>> BEGIN DOCUMENT SEGMENT

[Standards] distributed MUC rooms
Mridul Muralidharan
mridul at sun.com
Mon Jun 4 12:06:27 CDT 2007
Peter Saint-Andre wrote:
> Mridul Muralidharan wrote:
>> Peter Saint-Andre wrote:
>>> Last October I talked with some folks in the XMPP community about the
>>> idea of distributing MUC rooms across domains. Late this afternoon
>>> and this evening I finally got around to writing up an approach to
>>> this problem. The document I've started working on is quite
>>> tentative, but I figured I'd send it out for feedback anyway (release
>>> early, release often!).
>>>
>>> http://www.xmpp.org/extensions/inbox/distributedmuc.html
>>>
>>> I'll try to work on it more this weekend, since I'd like to present
>>> some of the ideas at a conference I'm attending next week.
>>>
>>> Peter
>>>
>>
>> A few thoughts in general.
>>
>> 1) What is the scope of the distribution - is it going to be an muc
>> service spread across domains ? Or is it going to be a single logical
>> muc service (hosted on multiple machines/nodes) ? (With reference to
>> 1.3.3)
>
> Multiple domains.
"<message from='room at muc.domain1/nick1' to='room at muc.domain2/nick2'>
<some /> <xml /> </message>"
(replace message with any of the other stanzas too).
In this case, multiple hops through both rooms ?
Or will muc.domain1 know how to resolve 'room at muc.domain2/nick2' to the
actual user jid ? Even in an anonymous room ?
>
>> From examples 5 onwards, it looks like the former case ... might get
>> a bit tricky. Why would a user join muc.example.net for a conference
>> on chat.example.com ?
>
> The conference is (say) "topside" and the conference is the same logical
> conference whether you join on muc.example.net or chat.example.com. Or
> at least that is the idea.
It would be quite interesting to see what happens when a room gets
switched on to distributed and there are other rooms already distributed
with same name or locally present with same name - in the remote
domain(s) I mean.
>
>> Wont this not be a potential routing issue ?
>> I assumed we will be using something like dix[1] for this - where bare
>> jid is the same, just that it is distributed and fault tolerant. (or
>> integrated into the cluster/pool'ed server).
>
> IMHO clustering or pooling is trying to solve a different problem.
If intention is just high availability of rooms, it can also be solved
by restricting to a single domain.

>> END DOCUMENT SEGMENT
>> BEGIN SUPPLIED INFORMATION

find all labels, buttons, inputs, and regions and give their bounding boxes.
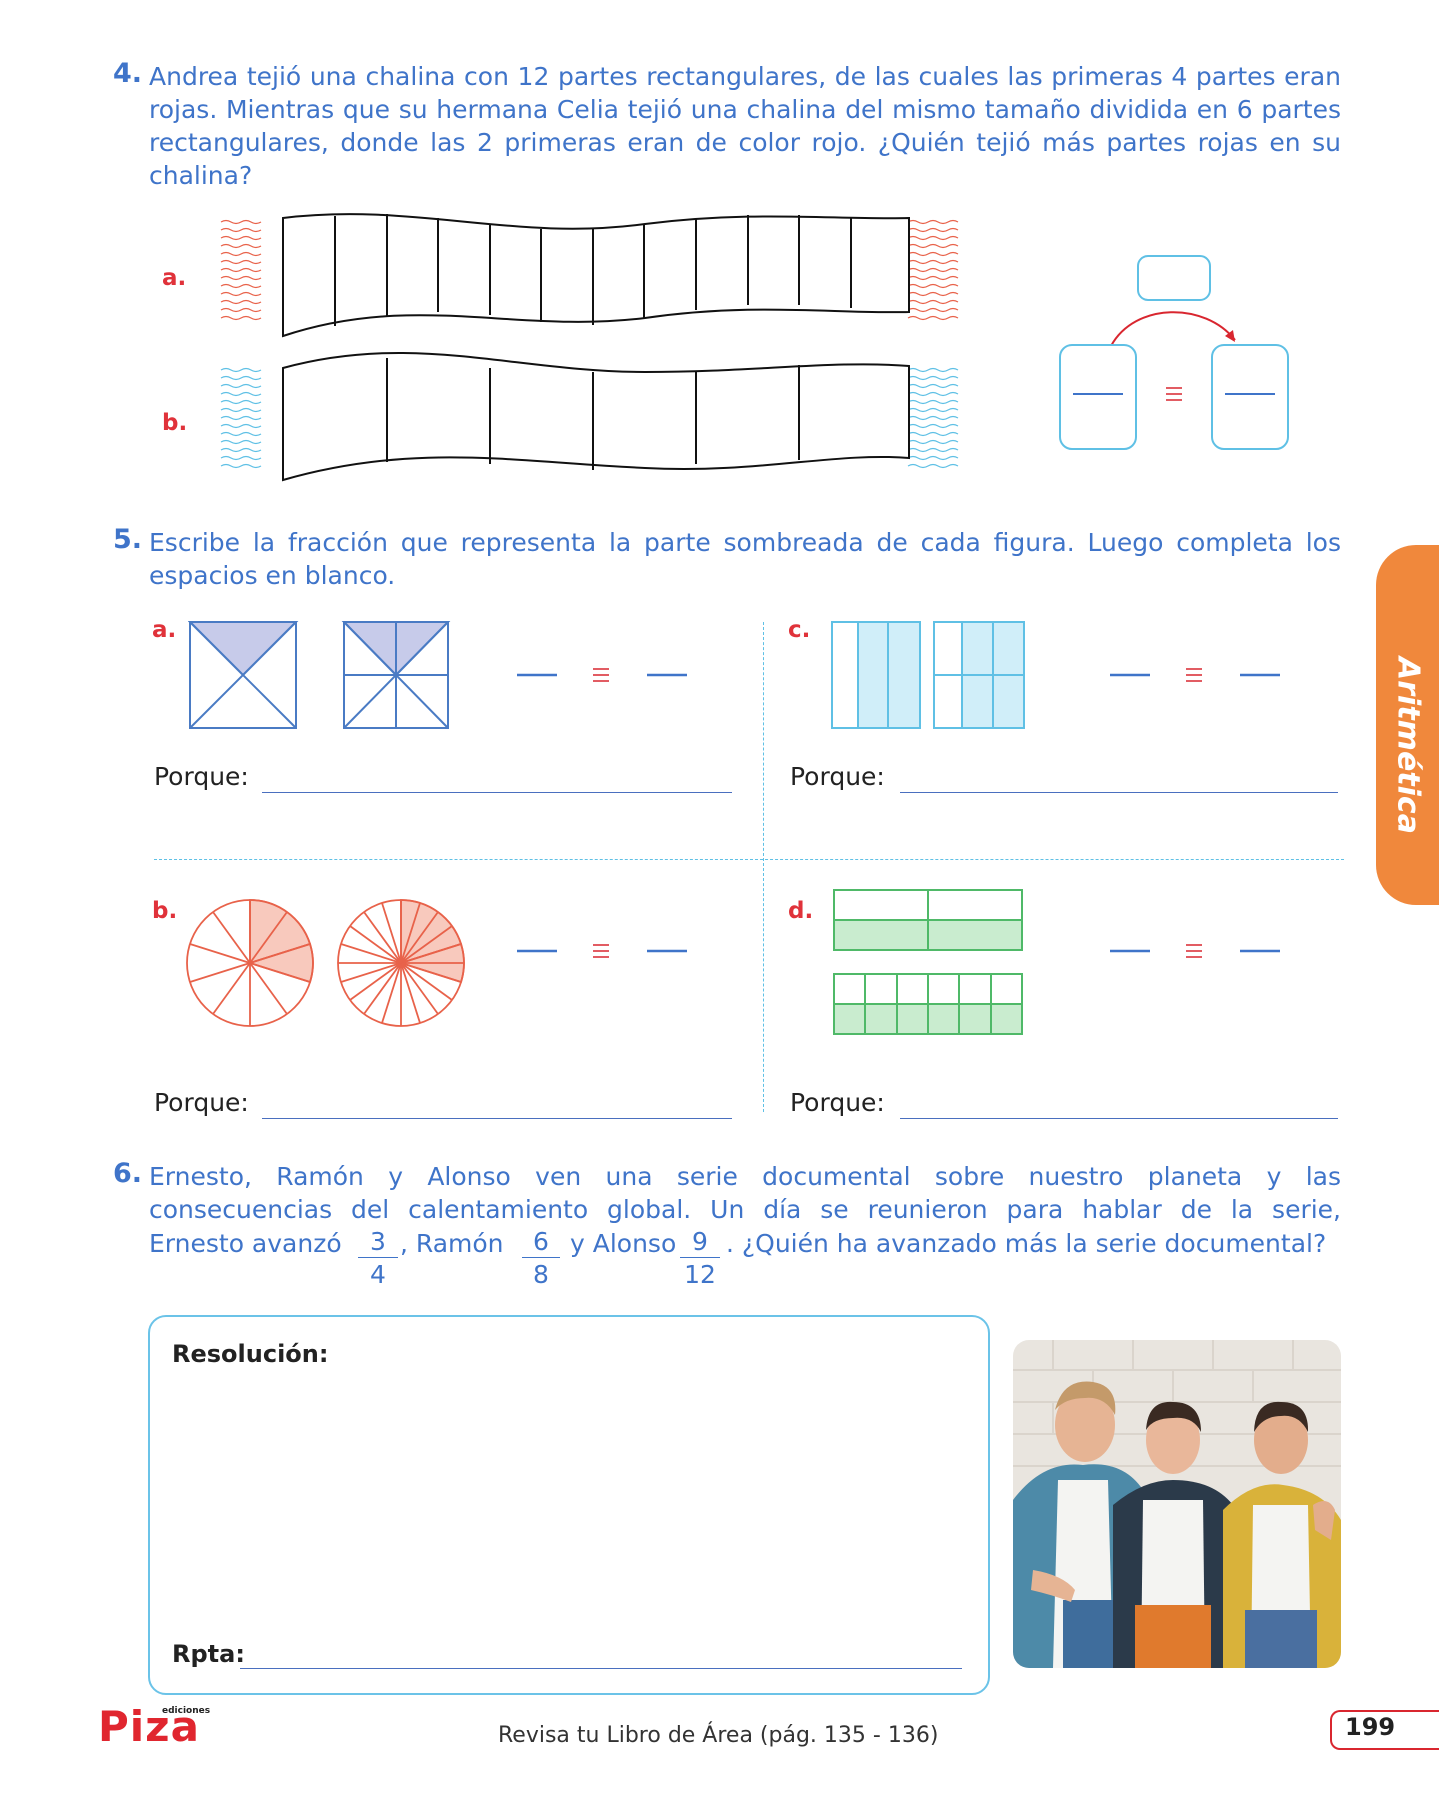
q5d-label: d.: [788, 898, 814, 924]
scarf-a: [282, 213, 910, 338]
fraction-alonso-numerator: 9: [680, 1227, 720, 1258]
review-reference: Revisa tu Libro de Área (pág. 135 - 136): [498, 1723, 939, 1748]
arrow: [1110, 311, 1236, 347]
q5d-answer-line[interactable]: [900, 1118, 1338, 1119]
q4-label-a: a.: [162, 265, 187, 291]
q5a-figures: [188, 621, 451, 729]
question-6-line1: Ernesto, Ramón y Alonso ven una serie do…: [149, 1162, 1341, 1191]
fraction-ramon-numerator: 6: [522, 1227, 560, 1258]
q5c-answer-line[interactable]: [900, 792, 1338, 793]
fraction-ernesto-denominator: 4: [370, 1260, 386, 1289]
section-side-tab-label: Aritmética: [1390, 657, 1426, 834]
question-6-line3d: . ¿Quién ha avanzado más la serie docume…: [726, 1229, 1327, 1258]
resolution-box[interactable]: [148, 1315, 990, 1695]
horizontal-divider: [154, 859, 1344, 860]
vertical-divider: [763, 622, 764, 1112]
multiplier-box: [1137, 255, 1211, 301]
scarves-figure: [220, 213, 959, 482]
q5a-answer-line[interactable]: [262, 792, 732, 793]
scarf-a-right-fringe: [907, 219, 959, 321]
q5c-label: c.: [788, 617, 811, 643]
q5a-porque: Porque:: [154, 762, 249, 791]
question-6-number: 6.: [113, 1158, 143, 1189]
question-4-number: 4.: [113, 58, 143, 89]
page-number: 199: [1345, 1713, 1396, 1741]
q5b-answer-line[interactable]: [262, 1118, 732, 1119]
q5d-porque: Porque:: [790, 1088, 885, 1117]
question-6-line3c: y Alonso: [570, 1229, 677, 1258]
q5c-fraction-equation: [1110, 668, 1280, 682]
q5d-fraction-equation: [1110, 944, 1280, 958]
resolution-label: Resolución:: [172, 1340, 329, 1368]
question-5-number: 5.: [113, 524, 143, 555]
question-6-line2: consecuencias del calentamiento global. …: [149, 1195, 1341, 1224]
answer-line[interactable]: [240, 1668, 962, 1669]
q5c-figures: [831, 621, 1025, 729]
question-5-text: Escribe la fracción que representa la pa…: [149, 528, 1341, 590]
scarf-b-left-fringe: [220, 367, 262, 469]
fraction-alonso-denominator: 12: [684, 1260, 716, 1289]
fraction-ramon-denominator: 8: [533, 1260, 549, 1289]
question-6-line3a: Ernesto avanzó: [149, 1229, 342, 1258]
q4-label-b: b.: [162, 410, 188, 436]
equivalence-diagram: [1059, 255, 1289, 450]
answer-label: Rpta:: [172, 1640, 245, 1668]
three-friends-photo: [1013, 1340, 1341, 1668]
q5a-fraction-equation: [517, 668, 687, 682]
question-6-line3b: , Ramón: [400, 1229, 504, 1258]
fraction-ernesto-numerator: 3: [358, 1227, 398, 1258]
scarf-a-left-fringe: [220, 219, 262, 321]
publisher-logo-small: ediciones: [162, 1706, 211, 1716]
q5c-porque: Porque:: [790, 762, 885, 791]
q5b-porque: Porque:: [154, 1088, 249, 1117]
q5b-figures: [186, 899, 465, 1027]
scarf-b-right-fringe: [907, 367, 959, 469]
q5d-figures: [833, 889, 1023, 1035]
q5a-label: a.: [152, 617, 177, 643]
fraction-box-right: [1211, 344, 1289, 450]
scarf-b: [282, 351, 910, 482]
equal-sign: [1166, 387, 1182, 401]
q5b-label: b.: [152, 898, 178, 924]
fraction-box-left: [1059, 344, 1137, 450]
question-4-text: Andrea tejió una chalina con 12 partes r…: [149, 62, 1341, 190]
q5b-fraction-equation: [517, 944, 687, 958]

>> END SUPPLIED INFORMATION

* WHAT TO DO
[A] Reproduce the distributed MUC rooms post with "feedback" changed to "comments", starting at the words "[Standards] distributed MUC" and stopping after "early, release often!).".
[B] Write what comes next in the distributed MUC rooms post, picking up after its final sentence.
The data can be left aside here.

* ANSWERS GIVEN
[A]
[Standards] distributed MUC rooms
Mridul Muralidharan
mridul at sun.com
Mon Jun 4 12:06:27 CDT 2007
Peter Saint-Andre wrote:
> Mridul Muralidharan wrote:
>> Peter Saint-Andre wrote:
>>> Last October I talked with some folks in the XMPP community about the
>>> idea of distributing MUC rooms across domains. Late this afternoon
>>> and this evening I finally got around to writing up an approach to
>>> this problem. The document I've started working on is quite
>>> tentative, but I figured I'd send it out for comments anyway (release
>>> early, release often!).

[B]
But if the xmpp domain goes down, then yes we could lose the room - and
thinking more about the usecase you mentioned, it would not be
performance reasons which guide this decision.
>
>> This could also become potentially confusing for clients - where user
>> of a conference is receiving messages from multiple room jids.
>
> Maybe -- I'm not sure what you mean. If I join topside at muc.example.net
> then as far as I can see, every occupant is in that room. The s2s aspect
> of it is hidden from the user.
I said this in assumption that participants in a room hosted on remote
domain will get shown with the muc jid's with their domain (not as jid's
on local muc). Makes sense now.
>
>> 2) After creation, do we need to maintain the distinction between
>> FIRSTHOST and PEERHOST ? Merging of config can be based on 'timestamp'
>> for example (use ntp on all nodes to keep them in sync) ? This way,
>> FIRSTHOST could be down, or not participating in the conference which
>> was created on it ... and still things would continue working.
>> With reference to 1.3.4
>
> Possibly, yes. I think it's a requirement that any and all peerhosts can
> continue operating even if the firsthost is not available temporarily or
> goes down permanently. But it's not yet clear to me how the all the
> peerhosts figure out what the canonical room configuration is. In a way,
> the firsthost is like the room owner and the peerhosts are like room
> admins (across domains). Right now we don't have a good way of
> proceeding if in a non-distributed room the room owner disappears from
> the scene (but for non-distributed rooms we at least have a service-wide
> MUC admin). So it seems we almost want a way to have net-wide admins who
> can administer the network of peerhosts in some way. I have not given a
> lot of thought to these issues yet.
imo this would be something which we might need to be sort out.
FIRSTSERVER need not be around. So is there necessity to special case it.
Also, if there are no participants in the room in a domain, should it
receive messages from other peer rooms ?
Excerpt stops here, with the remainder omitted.